→ Given request
Output all lines exactly.

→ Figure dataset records
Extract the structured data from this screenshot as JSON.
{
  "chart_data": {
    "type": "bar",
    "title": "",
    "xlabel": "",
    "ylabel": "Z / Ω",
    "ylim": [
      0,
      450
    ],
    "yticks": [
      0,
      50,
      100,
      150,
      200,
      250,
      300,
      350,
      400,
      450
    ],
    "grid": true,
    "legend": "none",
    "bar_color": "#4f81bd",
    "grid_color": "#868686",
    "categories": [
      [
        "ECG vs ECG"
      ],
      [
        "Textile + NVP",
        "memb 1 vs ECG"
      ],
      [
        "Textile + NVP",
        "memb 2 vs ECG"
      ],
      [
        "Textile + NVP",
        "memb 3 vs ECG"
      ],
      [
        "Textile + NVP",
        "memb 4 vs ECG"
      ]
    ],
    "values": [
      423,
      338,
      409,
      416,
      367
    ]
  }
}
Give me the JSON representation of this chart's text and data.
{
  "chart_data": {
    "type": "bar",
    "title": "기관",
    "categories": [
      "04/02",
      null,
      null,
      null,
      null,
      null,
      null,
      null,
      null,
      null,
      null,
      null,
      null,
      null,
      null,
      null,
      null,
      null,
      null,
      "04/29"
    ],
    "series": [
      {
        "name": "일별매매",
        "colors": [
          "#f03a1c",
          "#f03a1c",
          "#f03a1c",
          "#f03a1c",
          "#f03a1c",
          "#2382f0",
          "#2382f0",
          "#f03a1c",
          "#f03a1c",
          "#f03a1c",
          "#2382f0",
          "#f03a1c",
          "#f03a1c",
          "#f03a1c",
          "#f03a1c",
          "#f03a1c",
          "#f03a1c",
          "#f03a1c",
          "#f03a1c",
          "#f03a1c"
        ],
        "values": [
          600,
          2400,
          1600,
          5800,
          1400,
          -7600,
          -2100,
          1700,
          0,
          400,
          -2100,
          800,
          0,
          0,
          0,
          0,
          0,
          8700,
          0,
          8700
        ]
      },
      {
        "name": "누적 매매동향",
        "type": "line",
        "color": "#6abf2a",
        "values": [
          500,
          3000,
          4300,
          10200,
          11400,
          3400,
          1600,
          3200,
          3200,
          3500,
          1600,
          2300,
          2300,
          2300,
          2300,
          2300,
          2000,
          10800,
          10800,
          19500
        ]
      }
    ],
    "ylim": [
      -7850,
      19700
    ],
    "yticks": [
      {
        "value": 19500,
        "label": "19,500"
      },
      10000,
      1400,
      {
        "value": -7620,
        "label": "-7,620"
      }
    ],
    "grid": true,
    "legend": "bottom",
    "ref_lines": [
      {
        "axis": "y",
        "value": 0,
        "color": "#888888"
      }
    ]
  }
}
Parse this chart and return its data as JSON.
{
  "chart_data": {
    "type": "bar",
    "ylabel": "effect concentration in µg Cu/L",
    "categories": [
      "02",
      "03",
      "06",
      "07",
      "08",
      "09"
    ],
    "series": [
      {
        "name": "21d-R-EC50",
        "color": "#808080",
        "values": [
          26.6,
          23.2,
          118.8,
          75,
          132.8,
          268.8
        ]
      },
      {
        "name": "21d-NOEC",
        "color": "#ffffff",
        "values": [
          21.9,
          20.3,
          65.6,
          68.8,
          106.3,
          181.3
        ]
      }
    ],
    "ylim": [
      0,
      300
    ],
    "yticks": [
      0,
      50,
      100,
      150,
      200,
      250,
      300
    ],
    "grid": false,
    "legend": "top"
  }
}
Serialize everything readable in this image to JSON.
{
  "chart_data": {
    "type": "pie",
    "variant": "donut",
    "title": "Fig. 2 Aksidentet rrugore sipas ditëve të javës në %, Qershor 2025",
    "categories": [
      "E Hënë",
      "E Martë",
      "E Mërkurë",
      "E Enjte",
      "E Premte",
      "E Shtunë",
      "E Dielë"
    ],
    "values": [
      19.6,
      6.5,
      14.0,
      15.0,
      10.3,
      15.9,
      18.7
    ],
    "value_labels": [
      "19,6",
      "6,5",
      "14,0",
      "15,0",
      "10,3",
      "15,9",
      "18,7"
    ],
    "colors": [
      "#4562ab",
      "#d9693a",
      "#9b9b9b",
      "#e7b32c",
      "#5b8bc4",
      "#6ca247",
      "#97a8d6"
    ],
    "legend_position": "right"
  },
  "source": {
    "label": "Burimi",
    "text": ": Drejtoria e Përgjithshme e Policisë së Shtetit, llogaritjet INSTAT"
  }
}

→ Answer to the exercise
Extract the structured data from this screenshot as JSON.
{
  "chart_data": {
    "type": "bar",
    "title": "",
    "xlabel": "",
    "ylabel": "Z / Ω",
    "ylim": [
      0,
      450
    ],
    "yticks": [
      0,
      50,
      100,
      150,
      200,
      250,
      300,
      350,
      400,
      450
    ],
    "grid": true,
    "legend": "none",
    "bar_color": "#4f81bd",
    "grid_color": "#868686",
    "categories": [
      [
        "ECG vs ECG"
      ],
      [
        "Textile + NVP",
        "memb 1 vs ECG"
      ],
      [
        "Textile + NVP",
        "memb 2 vs ECG"
      ],
      [
        "Textile + NVP",
        "memb 3 vs ECG"
      ],
      [
        "Textile + NVP",
        "memb 4 vs ECG"
      ]
    ],
    "values": [
      423,
      338,
      409,
      416,
      367
    ]
  }
}
Give me the JSON representation of this chart's text and data.
{
  "chart_data": {
    "type": "bar",
    "title": "기관",
    "categories": [
      "04/02",
      null,
      null,
      null,
      null,
      null,
      null,
      null,
      null,
      null,
      null,
      null,
      null,
      null,
      null,
      null,
      null,
      null,
      null,
      "04/29"
    ],
    "series": [
      {
        "name": "일별매매",
        "colors": [
          "#f03a1c",
          "#f03a1c",
          "#f03a1c",
          "#f03a1c",
          "#f03a1c",
          "#2382f0",
          "#2382f0",
          "#f03a1c",
          "#f03a1c",
          "#f03a1c",
          "#2382f0",
          "#f03a1c",
          "#f03a1c",
          "#f03a1c",
          "#f03a1c",
          "#f03a1c",
          "#f03a1c",
          "#f03a1c",
          "#f03a1c",
          "#f03a1c"
        ],
        "values": [
          600,
          2400,
          1600,
          5800,
          1400,
          -7600,
          -2100,
          1700,
          0,
          400,
          -2100,
          800,
          0,
          0,
          0,
          0,
          0,
          8700,
          0,
          8700
        ]
      },
      {
        "name": "누적 매매동향",
        "type": "line",
        "color": "#6abf2a",
        "values": [
          500,
          3000,
          4300,
          10200,
          11400,
          3400,
          1600,
          3200,
          3200,
          3500,
          1600,
          2300,
          2300,
          2300,
          2300,
          2300,
          2000,
          10800,
          10800,
          19500
        ]
      }
    ],
    "ylim": [
      -7850,
      19700
    ],
    "yticks": [
      {
        "value": 19500,
        "label": "19,500"
      },
      10000,
      1400,
      {
        "value": -7620,
        "label": "-7,620"
      }
    ],
    "grid": true,
    "legend": "bottom",
    "ref_lines": [
      {
        "axis": "y",
        "value": 0,
        "color": "#888888"
      }
    ]
  }
}
Parse this chart and return its data as JSON.
{
  "chart_data": {
    "type": "bar",
    "ylabel": "effect concentration in µg Cu/L",
    "categories": [
      "02",
      "03",
      "06",
      "07",
      "08",
      "09"
    ],
    "series": [
      {
        "name": "21d-R-EC50",
        "color": "#808080",
        "values": [
          26.6,
          23.2,
          118.8,
          75,
          132.8,
          268.8
        ]
      },
      {
        "name": "21d-NOEC",
        "color": "#ffffff",
        "values": [
          21.9,
          20.3,
          65.6,
          68.8,
          106.3,
          181.3
        ]
      }
    ],
    "ylim": [
      0,
      300
    ],
    "yticks": [
      0,
      50,
      100,
      150,
      200,
      250,
      300
    ],
    "grid": false,
    "legend": "top"
  }
}
Serialize everything readable in this image to JSON.
{
  "chart_data": {
    "type": "pie",
    "variant": "donut",
    "title": "Fig. 2 Aksidentet rrugore sipas ditëve të javës në %, Qershor 2025",
    "categories": [
      "E Hënë",
      "E Martë",
      "E Mërkurë",
      "E Enjte",
      "E Premte",
      "E Shtunë",
      "E Dielë"
    ],
    "values": [
      19.6,
      6.5,
      14.0,
      15.0,
      10.3,
      15.9,
      18.7
    ],
    "value_labels": [
      "19,6",
      "6,5",
      "14,0",
      "15,0",
      "10,3",
      "15,9",
      "18,7"
    ],
    "colors": [
      "#4562ab",
      "#d9693a",
      "#9b9b9b",
      "#e7b32c",
      "#5b8bc4",
      "#6ca247",
      "#97a8d6"
    ],
    "legend_position": "right"
  },
  "source": {
    "label": "Burimi",
    "text": ": Drejtoria e Përgjithshme e Policisë së Shtetit, llogaritjet INSTAT"
  }
}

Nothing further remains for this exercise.